■ SET PROBLEM A ■
Reproduce the records below line for line, every line in each of them, with no changes.

##### DOCUMENT EXCERPT

A large number of Chinese had to work as salves both within and outside China. The struggle towards a communist China involved both the peasants and intellectuals.

Around 1918, Li Dazhao established a Marxist study group at Beijing University. Furthermore, Li engaged in the publication of articles analyzing Marxist concepts, which gained a national wide audience. The successful revolution in Russia served to increase confidence among Chinese reformists concerning a Marxist model of revolution.

However, unlike in the Russian case, the largest percentage of China’s population composed of peasants (Eberhard 1977, p.333). In this regard, Dazhao modified the Marxist model employed by Russian communists by presenting claims that China’s exploitation by foreigners placed all the Chinese under the category of an exploited mass.

Furthermore, Dazhao claimed that the liberation of peasants was the only way through which China could attain emancipation. The movement of young Marxists into China’s countryside resulted largely from Dazhao’s influence.

Qu Qiubai, a member of the Marxist group, played a central role in organizing China’s peasants in accordance to the aspects of communism.

##########

■ SET PROBLEM B ■
Decide whether each statement agrees with the passage above on early Chinese Marxism, and answer yes or no, quoting the deciding words of the passage exactly. (i) Li Dazhao set up a Marxist study group at Beijing University around 1918. (ii) The passage says most of China's population were industrial workers. (iii) Dazhao held that freeing the peasants was the only route to China's emancipation.

##### DATA FOR PROCESSING

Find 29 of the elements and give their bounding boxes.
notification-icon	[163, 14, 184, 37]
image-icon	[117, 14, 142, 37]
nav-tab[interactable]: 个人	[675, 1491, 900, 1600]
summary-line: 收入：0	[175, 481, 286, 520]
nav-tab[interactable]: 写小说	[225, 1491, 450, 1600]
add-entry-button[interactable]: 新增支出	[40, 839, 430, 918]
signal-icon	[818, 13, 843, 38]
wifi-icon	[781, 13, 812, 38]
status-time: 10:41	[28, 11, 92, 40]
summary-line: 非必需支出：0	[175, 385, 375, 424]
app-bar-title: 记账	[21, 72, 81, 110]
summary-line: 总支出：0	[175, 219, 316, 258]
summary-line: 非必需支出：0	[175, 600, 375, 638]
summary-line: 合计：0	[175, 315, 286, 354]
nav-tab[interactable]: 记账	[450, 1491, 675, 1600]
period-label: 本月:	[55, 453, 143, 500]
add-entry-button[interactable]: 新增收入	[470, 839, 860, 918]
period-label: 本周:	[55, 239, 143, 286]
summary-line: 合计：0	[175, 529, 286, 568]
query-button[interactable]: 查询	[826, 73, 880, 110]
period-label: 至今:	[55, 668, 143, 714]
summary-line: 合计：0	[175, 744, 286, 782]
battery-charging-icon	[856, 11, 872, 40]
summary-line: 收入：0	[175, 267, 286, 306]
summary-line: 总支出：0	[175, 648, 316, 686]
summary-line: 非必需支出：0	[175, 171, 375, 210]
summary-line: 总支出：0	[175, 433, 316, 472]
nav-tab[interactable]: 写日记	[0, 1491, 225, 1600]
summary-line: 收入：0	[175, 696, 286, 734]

##########

■ EXPECTED OUTPUT A ■
Find 29 of the elements and give their bounding boxes.
notification-icon	[163, 14, 184, 37]
image-icon	[117, 14, 142, 37]
nav-tab[interactable]: 个人	[675, 1491, 900, 1600]
summary-line: 收入：0	[175, 481, 286, 520]
nav-tab[interactable]: 写小说	[225, 1491, 450, 1600]
add-entry-button[interactable]: 新增支出	[40, 839, 430, 918]
signal-icon	[818, 13, 843, 38]
wifi-icon	[781, 13, 812, 38]
status-time: 10:41	[28, 11, 92, 40]
summary-line: 非必需支出：0	[175, 385, 375, 424]
app-bar-title: 记账	[21, 72, 81, 110]
summary-line: 总支出：0	[175, 219, 316, 258]
summary-line: 非必需支出：0	[175, 600, 375, 638]
summary-line: 合计：0	[175, 315, 286, 354]
nav-tab[interactable]: 记账	[450, 1491, 675, 1600]
period-label: 本月:	[55, 453, 143, 500]
add-entry-button[interactable]: 新增收入	[470, 839, 860, 918]
period-label: 本周:	[55, 239, 143, 286]
summary-line: 合计：0	[175, 529, 286, 568]
query-button[interactable]: 查询	[826, 73, 880, 110]
period-label: 至今:	[55, 668, 143, 714]
summary-line: 合计：0	[175, 744, 286, 782]
battery-charging-icon	[856, 11, 872, 40]
summary-line: 收入：0	[175, 267, 286, 306]
summary-line: 总支出：0	[175, 648, 316, 686]
summary-line: 非必需支出：0	[175, 171, 375, 210]
summary-line: 总支出：0	[175, 433, 316, 472]
nav-tab[interactable]: 写日记	[0, 1491, 225, 1600]
summary-line: 收入：0	[175, 696, 286, 734]

■ EXPECTED OUTPUT B ■
(i) Yes: "Around 1918, Li Dazhao established a Marxist study group at Beijing University."
(ii) No: "the largest percentage of China’s population composed of peasants"
(iii) Yes: "Dazhao claimed that the liberation of peasants was the only way through which China could attain emancipation."